Trecho do texto
::::

São Paulo, sábado, 09 de dezembro de 2006

Texto Anterior | Próximo Texto | Índice

WALTER CENEVIVA

Falta espaço à mulher


Na advocacia, predomina o machismo, como regra. Na OAB de São Paulo, nunca houve uma presidente eleita


POR ESTRANHO que possa parecer, o assunto me surgiu ao ver a ministra Ellen Gracie, na condição de presidente do Supremo Tribunal Federal enfrentar, no caso das férias coletivas de juízes, a resistência do Conselho Nacional de Justiça, ao qual ela também preside. Melhor examinando, achei natural. A mulher já se habituou a enfrentar desafios, incorporada há um século ao mercado de trabalho.
Muitas profissões não permitiram a acolhida feminina, por sua natureza considerada incompatível com a mulher. Em outras as resistências nem eram naturais ou justificáveis, caso das profissões jurídicas. Na excelente revista com a qual a Associação dos Antigos Alunos da Faculdade de Direito do Largo de São Francisco comemorou 75 anos do Centro Acadêmico XI de Agosto, 29 caricaturas retratam a realidade histórica de personalidades do mundo jurídico, saídas da Velha Academia. Não há uma mulher entre as mais antigas; há três entre as mais novas.
A evolução tem sido grande, mas não suficiente. Ellen Gracie preside o Supremo Tribunal Federal, com categoria. Carmen Lucia Antunes Rocha, ministra da Corte Suprema saída da advocacia há poucos dias, tem atuado como se nunca houvesse feito outra coisa na vida. Mesmo o Tribunal de Justiça de São Paulo, talvez o mais resistente de todos, tem acolhido desembargadoras em percentual pequeno, mas progressivo.
Nas escolas de direito (sei disso desde os tempos de professor na PUC), a chegada das alunas transformou o panorama do alunado, a princípio e, depois, do corpo docente. A Justiça do Trabalho e a Justiça Federal são mais abertas, mas nelas ainda predomina o universo masculino, salvo umas poucas cortes de justiça, pelo Brasil a fora.

::::

Registros de dados
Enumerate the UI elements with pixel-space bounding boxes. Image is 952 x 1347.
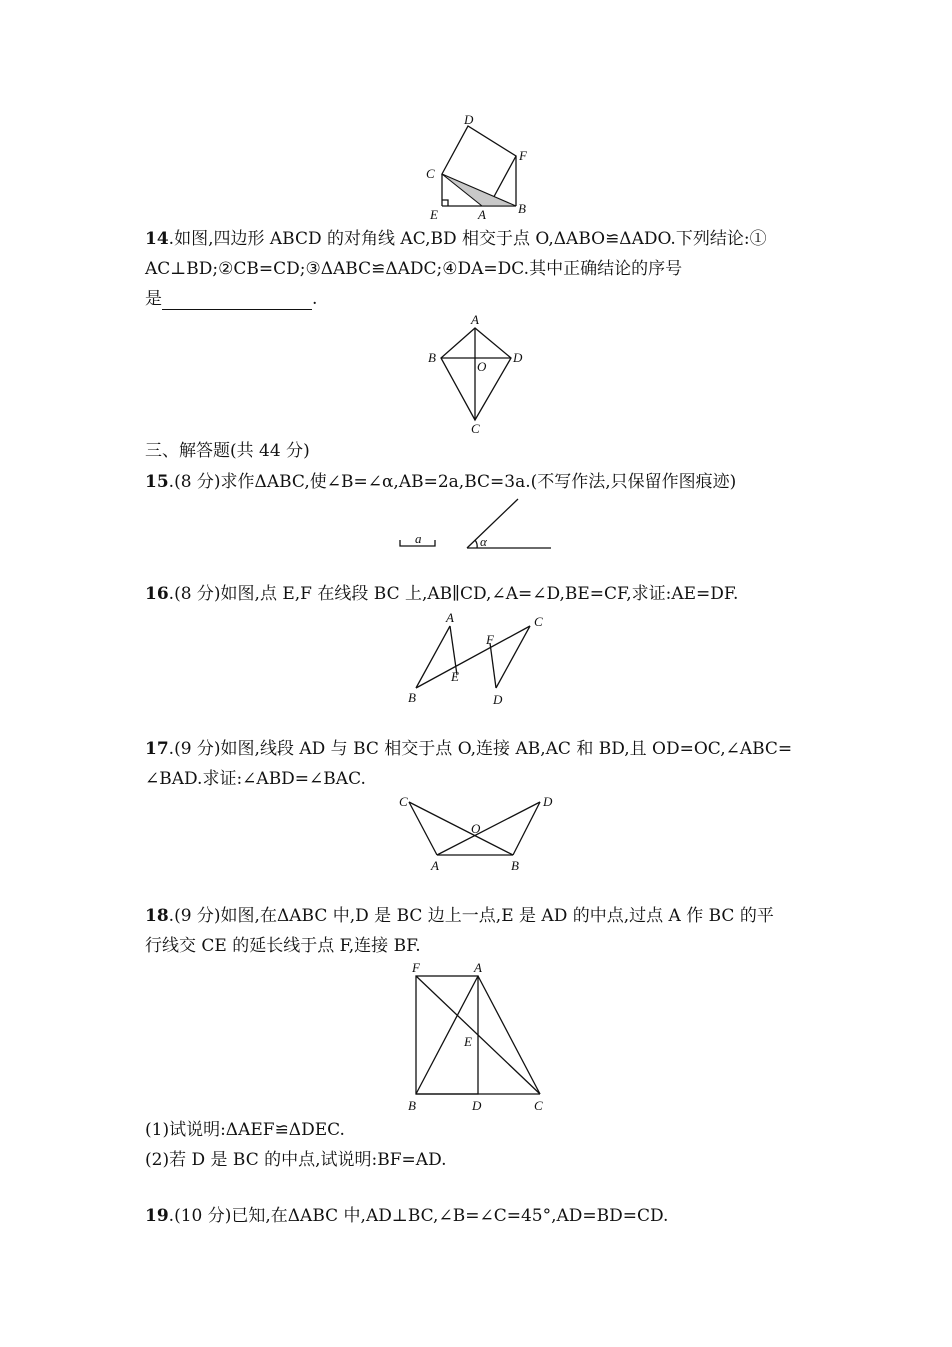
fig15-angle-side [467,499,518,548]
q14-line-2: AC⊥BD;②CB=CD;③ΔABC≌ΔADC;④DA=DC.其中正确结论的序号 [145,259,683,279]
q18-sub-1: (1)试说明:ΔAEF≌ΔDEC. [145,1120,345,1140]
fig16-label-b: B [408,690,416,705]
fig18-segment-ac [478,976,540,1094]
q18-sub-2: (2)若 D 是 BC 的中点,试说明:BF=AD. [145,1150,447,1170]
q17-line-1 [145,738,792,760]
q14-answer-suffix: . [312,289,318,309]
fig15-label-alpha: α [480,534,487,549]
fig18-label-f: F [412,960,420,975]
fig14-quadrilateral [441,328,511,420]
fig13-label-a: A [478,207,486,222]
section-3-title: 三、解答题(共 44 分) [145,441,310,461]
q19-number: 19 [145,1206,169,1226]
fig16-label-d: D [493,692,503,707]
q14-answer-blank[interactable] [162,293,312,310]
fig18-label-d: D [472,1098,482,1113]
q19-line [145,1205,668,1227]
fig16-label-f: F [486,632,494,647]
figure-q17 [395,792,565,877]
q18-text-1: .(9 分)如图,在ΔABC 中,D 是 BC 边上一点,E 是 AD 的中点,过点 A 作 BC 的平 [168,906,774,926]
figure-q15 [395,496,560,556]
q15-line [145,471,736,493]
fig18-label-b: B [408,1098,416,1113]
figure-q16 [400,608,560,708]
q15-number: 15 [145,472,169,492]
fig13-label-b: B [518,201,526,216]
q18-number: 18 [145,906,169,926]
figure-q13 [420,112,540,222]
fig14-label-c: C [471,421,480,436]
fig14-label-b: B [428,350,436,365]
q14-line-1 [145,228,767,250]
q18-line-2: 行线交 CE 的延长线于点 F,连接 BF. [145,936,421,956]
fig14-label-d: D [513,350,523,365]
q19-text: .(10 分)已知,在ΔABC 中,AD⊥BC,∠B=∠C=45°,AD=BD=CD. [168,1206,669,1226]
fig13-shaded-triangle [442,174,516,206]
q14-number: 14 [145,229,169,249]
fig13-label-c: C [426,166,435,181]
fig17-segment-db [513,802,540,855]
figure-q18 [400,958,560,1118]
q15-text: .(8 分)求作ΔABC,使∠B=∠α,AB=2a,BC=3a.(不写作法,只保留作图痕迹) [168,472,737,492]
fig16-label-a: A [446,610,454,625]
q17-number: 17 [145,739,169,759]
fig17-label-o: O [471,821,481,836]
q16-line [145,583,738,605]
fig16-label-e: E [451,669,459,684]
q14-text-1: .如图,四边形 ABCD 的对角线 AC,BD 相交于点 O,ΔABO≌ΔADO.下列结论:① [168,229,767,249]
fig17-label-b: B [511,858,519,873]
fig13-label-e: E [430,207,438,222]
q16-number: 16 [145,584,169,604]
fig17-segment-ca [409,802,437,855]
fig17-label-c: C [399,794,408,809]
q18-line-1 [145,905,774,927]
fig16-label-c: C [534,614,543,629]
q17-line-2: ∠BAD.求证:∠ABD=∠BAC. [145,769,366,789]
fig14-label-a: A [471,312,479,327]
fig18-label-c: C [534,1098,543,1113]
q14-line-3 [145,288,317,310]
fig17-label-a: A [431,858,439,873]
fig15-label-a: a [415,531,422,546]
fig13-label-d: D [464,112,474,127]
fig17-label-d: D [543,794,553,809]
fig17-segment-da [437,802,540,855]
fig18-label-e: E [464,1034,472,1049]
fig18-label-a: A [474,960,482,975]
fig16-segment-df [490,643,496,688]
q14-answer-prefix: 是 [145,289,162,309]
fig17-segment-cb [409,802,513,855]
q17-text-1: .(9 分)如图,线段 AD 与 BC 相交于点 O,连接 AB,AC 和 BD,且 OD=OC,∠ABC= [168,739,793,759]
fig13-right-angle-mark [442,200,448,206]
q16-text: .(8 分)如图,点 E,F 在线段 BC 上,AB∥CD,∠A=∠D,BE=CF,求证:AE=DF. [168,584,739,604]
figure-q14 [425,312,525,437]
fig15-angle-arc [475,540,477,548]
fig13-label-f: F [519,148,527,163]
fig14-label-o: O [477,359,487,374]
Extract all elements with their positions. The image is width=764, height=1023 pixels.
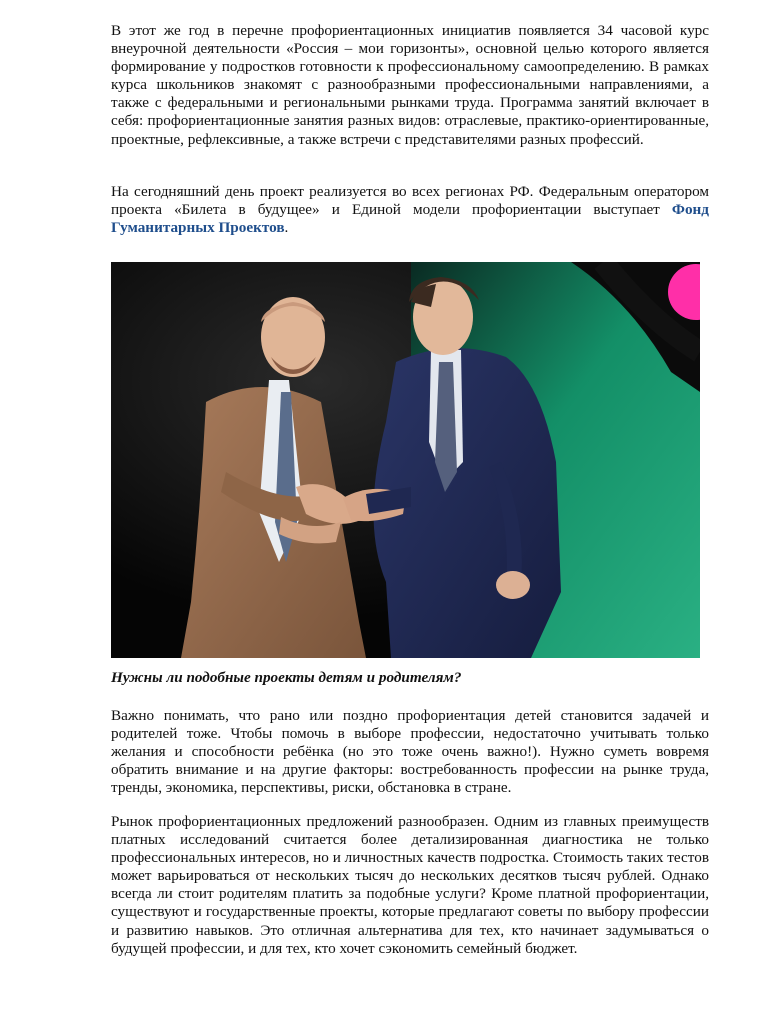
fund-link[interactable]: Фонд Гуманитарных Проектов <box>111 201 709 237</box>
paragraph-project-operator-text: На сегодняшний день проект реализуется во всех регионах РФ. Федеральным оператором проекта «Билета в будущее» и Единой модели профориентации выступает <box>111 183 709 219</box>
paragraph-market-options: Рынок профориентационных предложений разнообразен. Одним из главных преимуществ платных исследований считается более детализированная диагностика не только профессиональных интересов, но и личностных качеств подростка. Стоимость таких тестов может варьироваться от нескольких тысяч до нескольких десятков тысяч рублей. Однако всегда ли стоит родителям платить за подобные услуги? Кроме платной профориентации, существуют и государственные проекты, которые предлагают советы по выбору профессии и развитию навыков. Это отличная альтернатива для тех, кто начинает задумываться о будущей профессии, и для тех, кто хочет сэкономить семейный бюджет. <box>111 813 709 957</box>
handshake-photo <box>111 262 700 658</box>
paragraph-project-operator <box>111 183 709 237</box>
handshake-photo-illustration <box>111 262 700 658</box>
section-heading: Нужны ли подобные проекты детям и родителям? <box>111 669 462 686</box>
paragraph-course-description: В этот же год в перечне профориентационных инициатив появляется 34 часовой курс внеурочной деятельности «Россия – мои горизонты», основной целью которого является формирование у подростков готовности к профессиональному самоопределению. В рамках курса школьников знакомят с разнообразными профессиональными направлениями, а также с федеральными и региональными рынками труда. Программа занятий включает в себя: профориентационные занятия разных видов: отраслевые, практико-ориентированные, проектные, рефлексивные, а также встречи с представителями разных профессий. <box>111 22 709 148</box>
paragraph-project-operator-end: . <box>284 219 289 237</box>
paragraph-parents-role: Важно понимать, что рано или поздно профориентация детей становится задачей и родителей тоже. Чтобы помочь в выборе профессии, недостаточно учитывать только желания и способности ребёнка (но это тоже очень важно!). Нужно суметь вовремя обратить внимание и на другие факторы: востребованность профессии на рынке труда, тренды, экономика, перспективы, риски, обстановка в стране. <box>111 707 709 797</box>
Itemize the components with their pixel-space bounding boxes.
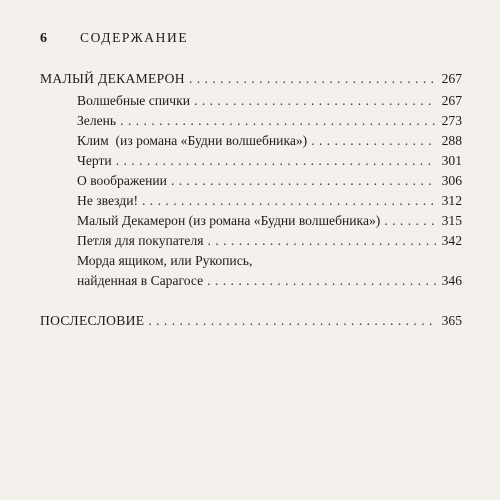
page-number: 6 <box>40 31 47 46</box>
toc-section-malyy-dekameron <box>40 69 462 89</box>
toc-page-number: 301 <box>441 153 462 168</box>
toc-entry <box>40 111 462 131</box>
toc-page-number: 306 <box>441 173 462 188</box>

::::

Conjunto de tarefas
[1] Responda às perguntas com base no texto sobre a mulher nas profissões jurídicas:
(a) Quantas caricaturas de personalidades do mundo jurídico aparecem na revista citada?
(b) Quantas presidentes mulheres já foram eleitas na OAB de São Paulo?
(c) Que órgão, também presidido por Ellen Gracie, ofereceu resistência no caso das férias coletivas de juízes?
[2] Reproduza o trecho do texto sobre a mulher nas profissões jurídicas que começa em "WALTER CENEVIVA" e termina em "mercado de trabalho.".

Respostas por tarefa
[1]
(a) 29 caricaturas.
(b) Nenhuma.
(c) O Conselho Nacional de Justiça.

[2]
WALTER CENEVIVA

Falta espaço à mulher


Na advocacia, predomina o machismo, como regra. Na OAB de São Paulo, nunca houve uma presidente eleita


POR ESTRANHO que possa parecer, o assunto me surgiu ao ver a ministra Ellen Gracie, na condição de presidente do Supremo Tribunal Federal enfrentar, no caso das férias coletivas de juízes, a resistência do Conselho Nacional de Justiça, ao qual ela também preside. Melhor examinando, achei natural. A mulher já se habituou a enfrentar desafios, incorporada há um século ao mercado de trabalho.